▶ **EXERCISE DESCRIPTION**
List every line of the records that contains the word "областной".

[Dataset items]
-------

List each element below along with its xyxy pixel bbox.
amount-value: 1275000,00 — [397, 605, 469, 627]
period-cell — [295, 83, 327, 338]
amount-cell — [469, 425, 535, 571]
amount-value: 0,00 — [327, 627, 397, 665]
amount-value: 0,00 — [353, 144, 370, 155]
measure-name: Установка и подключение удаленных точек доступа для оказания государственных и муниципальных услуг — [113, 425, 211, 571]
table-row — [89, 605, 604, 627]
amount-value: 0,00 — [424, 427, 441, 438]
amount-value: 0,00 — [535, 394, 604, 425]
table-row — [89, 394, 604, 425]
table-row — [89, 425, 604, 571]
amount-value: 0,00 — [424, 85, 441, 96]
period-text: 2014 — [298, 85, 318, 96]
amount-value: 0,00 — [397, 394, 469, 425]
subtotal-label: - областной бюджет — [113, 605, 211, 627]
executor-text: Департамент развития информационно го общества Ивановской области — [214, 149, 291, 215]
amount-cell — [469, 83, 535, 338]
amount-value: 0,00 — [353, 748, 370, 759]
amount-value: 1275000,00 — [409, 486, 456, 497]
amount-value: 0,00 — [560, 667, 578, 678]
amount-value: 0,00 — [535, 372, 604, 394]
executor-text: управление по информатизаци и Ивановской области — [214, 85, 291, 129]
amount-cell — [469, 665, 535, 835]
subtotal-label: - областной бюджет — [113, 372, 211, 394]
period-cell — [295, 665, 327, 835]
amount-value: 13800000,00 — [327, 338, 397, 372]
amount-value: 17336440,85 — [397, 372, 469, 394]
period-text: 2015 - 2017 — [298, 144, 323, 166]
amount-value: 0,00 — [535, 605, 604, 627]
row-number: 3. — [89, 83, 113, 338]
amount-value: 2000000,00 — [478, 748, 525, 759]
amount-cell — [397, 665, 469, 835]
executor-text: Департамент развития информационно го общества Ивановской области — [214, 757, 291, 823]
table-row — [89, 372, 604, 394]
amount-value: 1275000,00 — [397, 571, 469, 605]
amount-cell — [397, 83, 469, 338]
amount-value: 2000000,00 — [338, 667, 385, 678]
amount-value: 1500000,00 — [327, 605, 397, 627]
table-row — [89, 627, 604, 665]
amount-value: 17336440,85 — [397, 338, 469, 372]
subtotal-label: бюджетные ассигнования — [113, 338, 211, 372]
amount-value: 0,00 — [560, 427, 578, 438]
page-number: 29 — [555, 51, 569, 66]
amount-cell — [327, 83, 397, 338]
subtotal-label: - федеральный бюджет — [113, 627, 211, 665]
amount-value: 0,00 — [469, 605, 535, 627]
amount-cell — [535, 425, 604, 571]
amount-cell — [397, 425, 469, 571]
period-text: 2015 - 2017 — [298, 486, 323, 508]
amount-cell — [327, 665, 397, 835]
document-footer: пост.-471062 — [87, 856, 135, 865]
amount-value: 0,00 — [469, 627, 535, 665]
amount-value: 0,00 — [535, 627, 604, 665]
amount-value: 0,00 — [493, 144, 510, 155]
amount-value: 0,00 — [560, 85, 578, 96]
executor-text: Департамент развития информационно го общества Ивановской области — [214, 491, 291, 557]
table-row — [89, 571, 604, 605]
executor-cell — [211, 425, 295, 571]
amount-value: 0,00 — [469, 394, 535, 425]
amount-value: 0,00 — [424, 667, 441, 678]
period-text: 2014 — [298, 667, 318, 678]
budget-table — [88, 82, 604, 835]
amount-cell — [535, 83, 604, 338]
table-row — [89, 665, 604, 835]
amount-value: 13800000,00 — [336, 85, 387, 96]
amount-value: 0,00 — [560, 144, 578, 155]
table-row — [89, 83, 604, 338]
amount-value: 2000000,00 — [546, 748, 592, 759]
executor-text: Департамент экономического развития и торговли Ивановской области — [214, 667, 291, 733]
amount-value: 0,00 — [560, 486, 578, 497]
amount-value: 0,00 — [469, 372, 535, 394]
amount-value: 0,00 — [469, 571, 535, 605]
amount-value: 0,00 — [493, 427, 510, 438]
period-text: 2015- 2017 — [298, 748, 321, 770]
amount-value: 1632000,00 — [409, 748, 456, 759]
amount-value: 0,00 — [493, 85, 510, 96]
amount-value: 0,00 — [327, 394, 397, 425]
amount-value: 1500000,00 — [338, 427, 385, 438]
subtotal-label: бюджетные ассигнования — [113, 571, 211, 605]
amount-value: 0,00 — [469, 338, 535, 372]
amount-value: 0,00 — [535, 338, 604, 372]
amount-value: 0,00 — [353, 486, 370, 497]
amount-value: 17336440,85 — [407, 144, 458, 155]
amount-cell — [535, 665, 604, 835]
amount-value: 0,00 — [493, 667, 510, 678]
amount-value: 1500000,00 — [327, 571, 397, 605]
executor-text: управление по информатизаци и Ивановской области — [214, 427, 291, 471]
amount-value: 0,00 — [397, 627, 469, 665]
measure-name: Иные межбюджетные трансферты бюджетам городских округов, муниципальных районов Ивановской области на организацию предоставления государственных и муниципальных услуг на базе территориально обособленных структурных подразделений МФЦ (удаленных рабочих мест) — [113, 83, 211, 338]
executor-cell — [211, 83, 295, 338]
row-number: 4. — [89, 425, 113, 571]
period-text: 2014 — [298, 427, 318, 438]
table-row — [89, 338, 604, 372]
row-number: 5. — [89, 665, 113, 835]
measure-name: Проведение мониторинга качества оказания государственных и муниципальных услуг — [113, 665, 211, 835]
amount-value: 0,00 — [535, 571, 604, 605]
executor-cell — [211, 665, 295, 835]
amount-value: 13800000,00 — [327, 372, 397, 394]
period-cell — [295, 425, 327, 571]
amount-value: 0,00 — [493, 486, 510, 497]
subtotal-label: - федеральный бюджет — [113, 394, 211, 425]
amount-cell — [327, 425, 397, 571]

-------

▶ **EXERCISE OUTPUT**
subtotal-label: - областной бюджет — [113, 605, 211, 627]
subtotal-label: - областной бюджет — [113, 372, 211, 394]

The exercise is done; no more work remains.